Work required: Look over the lines below. Report each one that includes the string "title".

(Entries with figure data)
□ □ □ □ □ □ □

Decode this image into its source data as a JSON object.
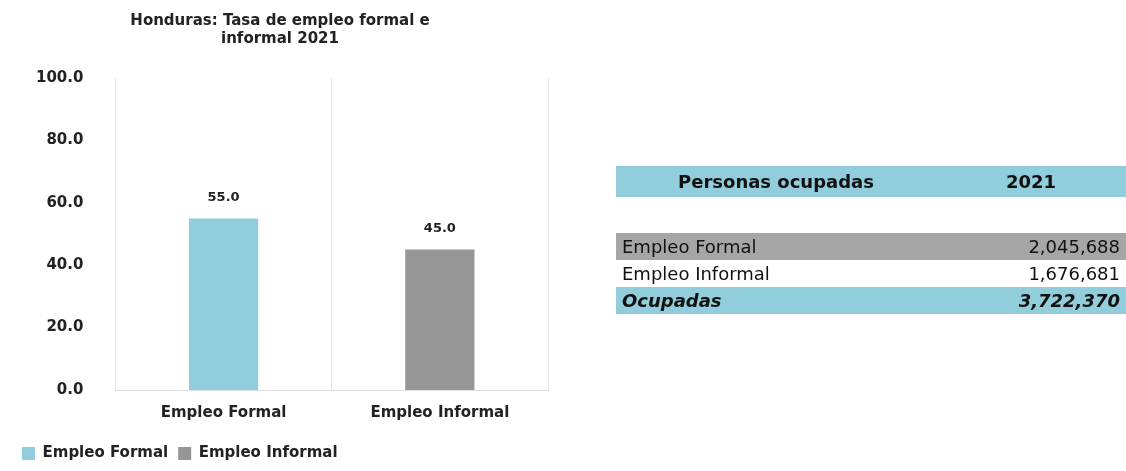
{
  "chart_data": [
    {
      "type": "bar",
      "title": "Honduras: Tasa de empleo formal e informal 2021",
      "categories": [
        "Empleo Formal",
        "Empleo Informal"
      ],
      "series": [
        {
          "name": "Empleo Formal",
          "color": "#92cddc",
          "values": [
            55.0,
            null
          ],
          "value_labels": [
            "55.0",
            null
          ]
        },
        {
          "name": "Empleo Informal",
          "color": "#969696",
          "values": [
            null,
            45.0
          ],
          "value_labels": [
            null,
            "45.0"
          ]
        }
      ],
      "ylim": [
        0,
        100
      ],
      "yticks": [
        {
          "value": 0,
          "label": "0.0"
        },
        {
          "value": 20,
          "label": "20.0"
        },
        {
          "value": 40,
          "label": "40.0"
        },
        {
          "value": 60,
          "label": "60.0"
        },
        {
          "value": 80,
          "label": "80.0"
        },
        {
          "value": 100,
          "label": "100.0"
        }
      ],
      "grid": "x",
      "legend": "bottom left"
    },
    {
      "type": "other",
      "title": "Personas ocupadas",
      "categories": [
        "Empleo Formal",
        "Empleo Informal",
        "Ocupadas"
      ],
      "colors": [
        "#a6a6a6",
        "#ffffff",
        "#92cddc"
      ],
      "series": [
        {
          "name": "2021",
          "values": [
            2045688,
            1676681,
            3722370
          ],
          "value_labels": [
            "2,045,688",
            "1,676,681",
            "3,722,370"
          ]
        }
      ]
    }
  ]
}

□ □ □ □ □ □ □

Complete response:
      "title": "Honduras: Tasa de empleo formal e informal 2021",
      "title": "Personas ocupadas",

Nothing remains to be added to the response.